## Exercise aim
State the number of lines below in which the word "image" appears. Nothing else belongs in the answer.

# START OF Information shown

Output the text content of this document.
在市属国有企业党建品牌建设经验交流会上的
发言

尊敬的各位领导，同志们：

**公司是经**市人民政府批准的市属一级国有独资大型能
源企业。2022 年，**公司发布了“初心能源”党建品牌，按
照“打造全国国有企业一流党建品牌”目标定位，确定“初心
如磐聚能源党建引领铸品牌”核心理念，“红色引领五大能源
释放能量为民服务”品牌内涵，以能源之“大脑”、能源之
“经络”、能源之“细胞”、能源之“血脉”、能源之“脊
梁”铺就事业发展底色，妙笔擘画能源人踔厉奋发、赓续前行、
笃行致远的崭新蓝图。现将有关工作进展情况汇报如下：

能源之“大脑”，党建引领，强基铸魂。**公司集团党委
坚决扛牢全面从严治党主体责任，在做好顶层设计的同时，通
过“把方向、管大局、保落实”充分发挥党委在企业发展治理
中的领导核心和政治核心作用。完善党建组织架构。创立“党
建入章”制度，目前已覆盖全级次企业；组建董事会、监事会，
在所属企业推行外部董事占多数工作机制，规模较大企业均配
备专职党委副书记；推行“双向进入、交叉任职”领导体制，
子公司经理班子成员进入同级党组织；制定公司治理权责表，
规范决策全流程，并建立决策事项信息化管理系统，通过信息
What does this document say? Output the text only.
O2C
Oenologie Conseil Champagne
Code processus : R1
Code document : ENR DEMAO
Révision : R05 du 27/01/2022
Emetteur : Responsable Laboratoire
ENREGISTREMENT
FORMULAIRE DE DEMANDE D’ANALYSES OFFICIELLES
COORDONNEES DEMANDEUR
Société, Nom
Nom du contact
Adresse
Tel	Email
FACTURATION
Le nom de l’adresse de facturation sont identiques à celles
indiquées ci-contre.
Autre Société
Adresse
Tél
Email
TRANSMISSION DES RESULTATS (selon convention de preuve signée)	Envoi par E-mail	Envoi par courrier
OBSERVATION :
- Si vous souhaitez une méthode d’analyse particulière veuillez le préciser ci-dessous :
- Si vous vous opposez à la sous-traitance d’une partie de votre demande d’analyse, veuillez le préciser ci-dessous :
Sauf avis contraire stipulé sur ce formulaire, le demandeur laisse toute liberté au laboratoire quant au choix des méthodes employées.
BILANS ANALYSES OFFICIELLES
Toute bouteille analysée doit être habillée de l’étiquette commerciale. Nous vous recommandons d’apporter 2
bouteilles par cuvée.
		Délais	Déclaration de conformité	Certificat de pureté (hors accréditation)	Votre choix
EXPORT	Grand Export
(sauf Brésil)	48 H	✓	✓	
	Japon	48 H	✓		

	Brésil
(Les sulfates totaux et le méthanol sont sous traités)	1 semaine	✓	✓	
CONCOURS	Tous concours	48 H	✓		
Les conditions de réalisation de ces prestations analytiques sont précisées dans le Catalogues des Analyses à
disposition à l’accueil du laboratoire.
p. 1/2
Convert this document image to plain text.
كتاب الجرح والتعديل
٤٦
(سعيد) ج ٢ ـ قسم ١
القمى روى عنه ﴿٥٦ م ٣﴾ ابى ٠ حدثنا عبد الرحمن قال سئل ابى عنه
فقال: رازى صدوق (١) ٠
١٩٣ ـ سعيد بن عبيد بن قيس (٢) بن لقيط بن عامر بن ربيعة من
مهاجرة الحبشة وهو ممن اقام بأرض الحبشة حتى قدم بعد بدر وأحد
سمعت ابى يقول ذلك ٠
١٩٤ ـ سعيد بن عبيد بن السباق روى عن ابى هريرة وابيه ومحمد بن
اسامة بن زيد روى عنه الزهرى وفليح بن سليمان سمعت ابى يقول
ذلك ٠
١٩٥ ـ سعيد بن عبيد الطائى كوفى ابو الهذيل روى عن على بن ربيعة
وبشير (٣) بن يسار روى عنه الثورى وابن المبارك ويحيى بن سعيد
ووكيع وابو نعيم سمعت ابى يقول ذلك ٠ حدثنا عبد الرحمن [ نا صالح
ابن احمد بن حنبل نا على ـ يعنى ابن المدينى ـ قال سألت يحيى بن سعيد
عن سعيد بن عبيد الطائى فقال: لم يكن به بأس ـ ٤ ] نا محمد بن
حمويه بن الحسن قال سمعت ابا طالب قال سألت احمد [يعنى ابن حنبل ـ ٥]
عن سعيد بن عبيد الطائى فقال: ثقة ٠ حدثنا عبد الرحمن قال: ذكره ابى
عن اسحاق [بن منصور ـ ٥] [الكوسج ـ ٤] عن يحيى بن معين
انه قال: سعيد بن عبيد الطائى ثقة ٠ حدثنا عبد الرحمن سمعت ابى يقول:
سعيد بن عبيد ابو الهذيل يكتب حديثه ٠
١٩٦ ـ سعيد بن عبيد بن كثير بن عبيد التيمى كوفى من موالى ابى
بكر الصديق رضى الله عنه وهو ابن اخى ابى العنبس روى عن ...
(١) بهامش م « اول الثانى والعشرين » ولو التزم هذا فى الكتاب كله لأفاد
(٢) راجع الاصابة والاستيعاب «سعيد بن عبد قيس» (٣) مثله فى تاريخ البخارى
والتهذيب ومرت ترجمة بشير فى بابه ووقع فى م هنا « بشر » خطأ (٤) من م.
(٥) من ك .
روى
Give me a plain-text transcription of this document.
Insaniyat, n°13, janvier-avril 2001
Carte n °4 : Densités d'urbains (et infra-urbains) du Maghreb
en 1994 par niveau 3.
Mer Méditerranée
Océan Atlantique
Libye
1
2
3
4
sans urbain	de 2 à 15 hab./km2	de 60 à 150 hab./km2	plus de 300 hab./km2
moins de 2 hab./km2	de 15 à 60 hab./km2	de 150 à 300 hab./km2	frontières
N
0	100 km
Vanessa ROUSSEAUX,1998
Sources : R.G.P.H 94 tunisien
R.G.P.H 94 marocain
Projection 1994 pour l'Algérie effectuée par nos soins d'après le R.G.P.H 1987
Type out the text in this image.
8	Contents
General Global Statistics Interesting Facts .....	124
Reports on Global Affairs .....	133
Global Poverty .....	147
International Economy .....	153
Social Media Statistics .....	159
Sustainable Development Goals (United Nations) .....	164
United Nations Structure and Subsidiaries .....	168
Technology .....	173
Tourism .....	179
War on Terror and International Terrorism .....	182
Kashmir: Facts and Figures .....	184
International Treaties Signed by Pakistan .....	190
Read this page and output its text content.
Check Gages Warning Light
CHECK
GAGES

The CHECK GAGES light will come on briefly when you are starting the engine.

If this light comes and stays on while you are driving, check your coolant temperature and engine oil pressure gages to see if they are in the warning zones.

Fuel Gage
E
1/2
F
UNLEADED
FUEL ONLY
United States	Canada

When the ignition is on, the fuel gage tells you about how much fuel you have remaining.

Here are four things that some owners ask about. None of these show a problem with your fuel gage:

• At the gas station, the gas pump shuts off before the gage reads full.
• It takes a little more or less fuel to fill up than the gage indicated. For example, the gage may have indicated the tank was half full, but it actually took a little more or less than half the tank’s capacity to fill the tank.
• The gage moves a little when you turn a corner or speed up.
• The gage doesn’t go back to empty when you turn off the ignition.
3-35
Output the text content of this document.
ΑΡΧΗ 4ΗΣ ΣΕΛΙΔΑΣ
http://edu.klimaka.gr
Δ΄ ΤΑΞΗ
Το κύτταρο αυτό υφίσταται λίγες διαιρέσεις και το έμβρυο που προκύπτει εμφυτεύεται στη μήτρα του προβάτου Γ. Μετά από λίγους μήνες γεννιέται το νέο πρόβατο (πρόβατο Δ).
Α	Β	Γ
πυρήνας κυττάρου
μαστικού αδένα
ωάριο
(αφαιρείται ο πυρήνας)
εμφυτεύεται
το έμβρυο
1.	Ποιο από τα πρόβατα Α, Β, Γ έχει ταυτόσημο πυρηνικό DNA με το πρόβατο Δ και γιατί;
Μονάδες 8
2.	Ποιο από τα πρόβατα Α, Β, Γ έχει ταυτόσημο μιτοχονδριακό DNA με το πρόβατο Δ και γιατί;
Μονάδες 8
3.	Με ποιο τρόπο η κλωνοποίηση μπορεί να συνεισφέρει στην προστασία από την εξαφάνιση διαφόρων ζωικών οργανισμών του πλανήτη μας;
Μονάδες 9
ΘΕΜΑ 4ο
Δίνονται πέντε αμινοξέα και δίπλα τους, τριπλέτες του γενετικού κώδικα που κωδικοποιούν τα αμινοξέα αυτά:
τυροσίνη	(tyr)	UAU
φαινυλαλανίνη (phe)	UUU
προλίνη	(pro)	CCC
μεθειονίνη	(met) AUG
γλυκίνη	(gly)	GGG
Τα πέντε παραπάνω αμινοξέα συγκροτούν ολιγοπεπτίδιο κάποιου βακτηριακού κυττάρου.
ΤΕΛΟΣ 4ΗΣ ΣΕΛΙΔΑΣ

# END OF Information shown

## Answer to this problem
2